Given task:
Print each line exactly as it is given.

Entries from a dataset:
★ ★ ★ ★
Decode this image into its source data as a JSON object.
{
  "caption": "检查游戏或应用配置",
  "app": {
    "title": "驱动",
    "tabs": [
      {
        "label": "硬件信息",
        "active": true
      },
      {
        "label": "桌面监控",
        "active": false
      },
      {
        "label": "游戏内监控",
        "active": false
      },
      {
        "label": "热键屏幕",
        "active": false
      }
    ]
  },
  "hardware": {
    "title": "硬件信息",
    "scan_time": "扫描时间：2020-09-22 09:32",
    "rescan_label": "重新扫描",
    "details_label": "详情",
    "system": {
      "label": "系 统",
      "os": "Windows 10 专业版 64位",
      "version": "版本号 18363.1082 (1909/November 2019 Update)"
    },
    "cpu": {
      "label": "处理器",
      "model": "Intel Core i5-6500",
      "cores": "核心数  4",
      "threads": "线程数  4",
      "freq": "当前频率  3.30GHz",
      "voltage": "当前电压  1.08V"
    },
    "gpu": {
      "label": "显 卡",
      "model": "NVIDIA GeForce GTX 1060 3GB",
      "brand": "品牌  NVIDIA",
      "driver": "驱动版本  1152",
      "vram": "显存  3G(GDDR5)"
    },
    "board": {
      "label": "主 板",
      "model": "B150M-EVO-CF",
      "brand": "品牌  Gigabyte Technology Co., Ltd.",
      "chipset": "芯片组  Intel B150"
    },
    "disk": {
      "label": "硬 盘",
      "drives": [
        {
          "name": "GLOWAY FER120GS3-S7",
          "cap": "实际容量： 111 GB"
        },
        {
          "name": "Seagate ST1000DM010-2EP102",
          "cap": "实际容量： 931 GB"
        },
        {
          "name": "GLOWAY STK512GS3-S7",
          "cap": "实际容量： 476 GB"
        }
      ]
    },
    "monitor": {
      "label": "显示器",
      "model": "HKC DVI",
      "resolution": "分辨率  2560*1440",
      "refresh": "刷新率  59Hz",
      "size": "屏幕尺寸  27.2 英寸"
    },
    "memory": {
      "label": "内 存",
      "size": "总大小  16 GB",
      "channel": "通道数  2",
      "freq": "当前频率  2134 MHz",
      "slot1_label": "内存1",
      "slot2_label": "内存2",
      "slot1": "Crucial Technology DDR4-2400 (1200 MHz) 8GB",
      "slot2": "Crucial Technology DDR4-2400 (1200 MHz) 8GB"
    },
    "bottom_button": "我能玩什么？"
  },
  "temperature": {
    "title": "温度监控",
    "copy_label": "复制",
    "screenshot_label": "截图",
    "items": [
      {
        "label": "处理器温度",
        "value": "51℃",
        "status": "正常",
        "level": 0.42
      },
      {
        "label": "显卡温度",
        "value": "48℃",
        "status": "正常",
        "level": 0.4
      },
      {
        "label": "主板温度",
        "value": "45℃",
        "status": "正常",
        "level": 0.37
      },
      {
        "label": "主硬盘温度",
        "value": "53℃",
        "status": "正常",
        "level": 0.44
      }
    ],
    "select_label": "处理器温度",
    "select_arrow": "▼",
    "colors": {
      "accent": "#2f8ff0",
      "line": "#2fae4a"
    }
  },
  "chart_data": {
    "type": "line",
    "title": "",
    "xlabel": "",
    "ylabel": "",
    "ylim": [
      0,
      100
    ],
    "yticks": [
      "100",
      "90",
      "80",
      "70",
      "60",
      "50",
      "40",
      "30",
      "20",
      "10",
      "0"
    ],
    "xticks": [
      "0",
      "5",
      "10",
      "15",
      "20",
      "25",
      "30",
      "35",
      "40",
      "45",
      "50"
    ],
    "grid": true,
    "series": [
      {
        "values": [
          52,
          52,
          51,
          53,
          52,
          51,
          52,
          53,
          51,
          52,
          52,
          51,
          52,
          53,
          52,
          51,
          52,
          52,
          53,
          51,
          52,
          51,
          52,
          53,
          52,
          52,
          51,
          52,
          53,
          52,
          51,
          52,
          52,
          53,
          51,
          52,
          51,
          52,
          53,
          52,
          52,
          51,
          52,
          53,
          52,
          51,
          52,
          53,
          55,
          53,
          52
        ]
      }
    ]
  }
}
★ ★ ★ ★
Correct output:
Decode this image into its source data as a JSON object.
{
  "caption": "检查游戏或应用配置",
  "app": {
    "title": "驱动",
    "tabs": [
      {
        "label": "硬件信息",
        "active": true
      },
      {
        "label": "桌面监控",
        "active": false
      },
      {
        "label": "游戏内监控",
        "active": false
      },
      {
        "label": "热键屏幕",
        "active": false
      }
    ]
  },
  "hardware": {
    "title": "硬件信息",
    "scan_time": "扫描时间：2020-09-22 09:32",
    "rescan_label": "重新扫描",
    "details_label": "详情",
    "system": {
      "label": "系 统",
      "os": "Windows 10 专业版 64位",
      "version": "版本号 18363.1082 (1909/November 2019 Update)"
    },
    "cpu": {
      "label": "处理器",
      "model": "Intel Core i5-6500",
      "cores": "核心数  4",
      "threads": "线程数  4",
      "freq": "当前频率  3.30GHz",
      "voltage": "当前电压  1.08V"
    },
    "gpu": {
      "label": "显 卡",
      "model": "NVIDIA GeForce GTX 1060 3GB",
      "brand": "品牌  NVIDIA",
      "driver": "驱动版本  1152",
      "vram": "显存  3G(GDDR5)"
    },
    "board": {
      "label": "主 板",
      "model": "B150M-EVO-CF",
      "brand": "品牌  Gigabyte Technology Co., Ltd.",
      "chipset": "芯片组  Intel B150"
    },
    "disk": {
      "label": "硬 盘",
      "drives": [
        {
          "name": "GLOWAY FER120GS3-S7",
          "cap": "实际容量： 111 GB"
        },
        {
          "name": "Seagate ST1000DM010-2EP102",
          "cap": "实际容量： 931 GB"
        },
        {
          "name": "GLOWAY STK512GS3-S7",
          "cap": "实际容量： 476 GB"
        }
      ]
    },
    "monitor": {
      "label": "显示器",
      "model": "HKC DVI",
      "resolution": "分辨率  2560*1440",
      "refresh": "刷新率  59Hz",
      "size": "屏幕尺寸  27.2 英寸"
    },
    "memory": {
      "label": "内 存",
      "size": "总大小  16 GB",
      "channel": "通道数  2",
      "freq": "当前频率  2134 MHz",
      "slot1_label": "内存1",
      "slot2_label": "内存2",
      "slot1": "Crucial Technology DDR4-2400 (1200 MHz) 8GB",
      "slot2": "Crucial Technology DDR4-2400 (1200 MHz) 8GB"
    },
    "bottom_button": "我能玩什么？"
  },
  "temperature": {
    "title": "温度监控",
    "copy_label": "复制",
    "screenshot_label": "截图",
    "items": [
      {
        "label": "处理器温度",
        "value": "51℃",
        "status": "正常",
        "level": 0.42
      },
      {
        "label": "显卡温度",
        "value": "48℃",
        "status": "正常",
        "level": 0.4
      },
      {
        "label": "主板温度",
        "value": "45℃",
        "status": "正常",
        "level": 0.37
      },
      {
        "label": "主硬盘温度",
        "value": "53℃",
        "status": "正常",
        "level": 0.44
      }
    ],
    "select_label": "处理器温度",
    "select_arrow": "▼",
    "colors": {
      "accent": "#2f8ff0",
      "line": "#2fae4a"
    }
  },
  "chart_data": {
    "type": "line",
    "title": "",
    "xlabel": "",
    "ylabel": "",
    "ylim": [
      0,
      100
    ],
    "yticks": [
      "100",
      "90",
      "80",
      "70",
      "60",
      "50",
      "40",
      "30",
      "20",
      "10",
      "0"
    ],
    "xticks": [
      "0",
      "5",
      "10",
      "15",
      "20",
      "25",
      "30",
      "35",
      "40",
      "45",
      "50"
    ],
    "grid": true,
    "series": [
      {
        "values": [
          52,
          52,
          51,
          53,
          52,
          51,
          52,
          53,
          51,
          52,
          52,
          51,
          52,
          53,
          52,
          51,
          52,
          52,
          53,
          51,
          52,
          51,
          52,
          53,
          52,
          52,
          51,
          52,
          53,
          52,
          51,
          52,
          52,
          53,
          51,
          52,
          51,
          52,
          53,
          52,
          52,
          51,
          52,
          53,
          52,
          51,
          52,
          53,
          55,
          53,
          52
        ]
      }
    ]
  }
}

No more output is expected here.